Dataset listings of figures
___
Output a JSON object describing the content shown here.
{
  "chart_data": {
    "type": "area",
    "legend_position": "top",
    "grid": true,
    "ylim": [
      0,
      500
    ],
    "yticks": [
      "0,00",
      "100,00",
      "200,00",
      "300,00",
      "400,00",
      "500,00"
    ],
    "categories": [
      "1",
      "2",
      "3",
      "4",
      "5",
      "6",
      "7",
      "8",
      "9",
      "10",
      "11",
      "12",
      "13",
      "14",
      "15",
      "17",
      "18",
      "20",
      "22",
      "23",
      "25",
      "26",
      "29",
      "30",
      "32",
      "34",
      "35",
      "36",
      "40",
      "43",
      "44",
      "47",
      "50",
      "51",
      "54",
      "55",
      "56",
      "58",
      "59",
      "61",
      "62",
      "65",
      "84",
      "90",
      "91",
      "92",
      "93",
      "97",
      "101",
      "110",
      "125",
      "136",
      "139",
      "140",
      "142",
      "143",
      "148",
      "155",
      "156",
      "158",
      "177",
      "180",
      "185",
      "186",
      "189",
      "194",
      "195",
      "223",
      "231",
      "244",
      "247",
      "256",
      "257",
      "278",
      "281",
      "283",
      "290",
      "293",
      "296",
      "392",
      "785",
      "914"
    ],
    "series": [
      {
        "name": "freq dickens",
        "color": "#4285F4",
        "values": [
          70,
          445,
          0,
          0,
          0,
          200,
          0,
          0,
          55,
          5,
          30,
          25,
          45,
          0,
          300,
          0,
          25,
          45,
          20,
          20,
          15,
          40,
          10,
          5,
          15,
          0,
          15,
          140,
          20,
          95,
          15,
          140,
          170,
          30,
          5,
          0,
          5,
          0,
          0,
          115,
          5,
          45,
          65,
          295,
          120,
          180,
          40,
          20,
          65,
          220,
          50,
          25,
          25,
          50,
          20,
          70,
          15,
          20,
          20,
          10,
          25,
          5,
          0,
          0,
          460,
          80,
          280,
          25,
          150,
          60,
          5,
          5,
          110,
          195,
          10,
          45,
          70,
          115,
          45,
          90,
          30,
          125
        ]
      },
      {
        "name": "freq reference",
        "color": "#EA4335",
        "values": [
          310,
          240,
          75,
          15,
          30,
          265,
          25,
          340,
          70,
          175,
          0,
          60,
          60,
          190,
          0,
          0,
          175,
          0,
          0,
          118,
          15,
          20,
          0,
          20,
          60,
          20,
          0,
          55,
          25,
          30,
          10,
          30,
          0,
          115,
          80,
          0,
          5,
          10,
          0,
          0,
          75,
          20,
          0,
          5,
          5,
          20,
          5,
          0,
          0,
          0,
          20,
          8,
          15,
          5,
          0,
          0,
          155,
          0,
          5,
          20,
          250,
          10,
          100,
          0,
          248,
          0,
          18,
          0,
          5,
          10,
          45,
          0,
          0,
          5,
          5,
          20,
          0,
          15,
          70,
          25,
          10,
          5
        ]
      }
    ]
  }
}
___
[Exercise objective]
Every entry must be retyped in full, exactly as given.

[Response]
Output a JSON object describing the content shown here.
{
  "chart_data": {
    "type": "area",
    "legend_position": "top",
    "grid": true,
    "ylim": [
      0,
      500
    ],
    "yticks": [
      "0,00",
      "100,00",
      "200,00",
      "300,00",
      "400,00",
      "500,00"
    ],
    "categories": [
      "1",
      "2",
      "3",
      "4",
      "5",
      "6",
      "7",
      "8",
      "9",
      "10",
      "11",
      "12",
      "13",
      "14",
      "15",
      "17",
      "18",
      "20",
      "22",
      "23",
      "25",
      "26",
      "29",
      "30",
      "32",
      "34",
      "35",
      "36",
      "40",
      "43",
      "44",
      "47",
      "50",
      "51",
      "54",
      "55",
      "56",
      "58",
      "59",
      "61",
      "62",
      "65",
      "84",
      "90",
      "91",
      "92",
      "93",
      "97",
      "101",
      "110",
      "125",
      "136",
      "139",
      "140",
      "142",
      "143",
      "148",
      "155",
      "156",
      "158",
      "177",
      "180",
      "185",
      "186",
      "189",
      "194",
      "195",
      "223",
      "231",
      "244",
      "247",
      "256",
      "257",
      "278",
      "281",
      "283",
      "290",
      "293",
      "296",
      "392",
      "785",
      "914"
    ],
    "series": [
      {
        "name": "freq dickens",
        "color": "#4285F4",
        "values": [
          70,
          445,
          0,
          0,
          0,
          200,
          0,
          0,
          55,
          5,
          30,
          25,
          45,
          0,
          300,
          0,
          25,
          45,
          20,
          20,
          15,
          40,
          10,
          5,
          15,
          0,
          15,
          140,
          20,
          95,
          15,
          140,
          170,
          30,
          5,
          0,
          5,
          0,
          0,
          115,
          5,
          45,
          65,
          295,
          120,
          180,
          40,
          20,
          65,
          220,
          50,
          25,
          25,
          50,
          20,
          70,
          15,
          20,
          20,
          10,
          25,
          5,
          0,
          0,
          460,
          80,
          280,
          25,
          150,
          60,
          5,
          5,
          110,
          195,
          10,
          45,
          70,
          115,
          45,
          90,
          30,
          125
        ]
      },
      {
        "name": "freq reference",
        "color": "#EA4335",
        "values": [
          310,
          240,
          75,
          15,
          30,
          265,
          25,
          340,
          70,
          175,
          0,
          60,
          60,
          190,
          0,
          0,
          175,
          0,
          0,
          118,
          15,
          20,
          0,
          20,
          60,
          20,
          0,
          55,
          25,
          30,
          10,
          30,
          0,
          115,
          80,
          0,
          5,
          10,
          0,
          0,
          75,
          20,
          0,
          5,
          5,
          20,
          5,
          0,
          0,
          0,
          20,
          8,
          15,
          5,
          0,
          0,
          155,
          0,
          5,
          20,
          250,
          10,
          100,
          0,
          248,
          0,
          18,
          0,
          5,
          10,
          45,
          0,
          0,
          5,
          5,
          20,
          0,
          15,
          70,
          25,
          10,
          5
        ]
      }
    ]
  }
}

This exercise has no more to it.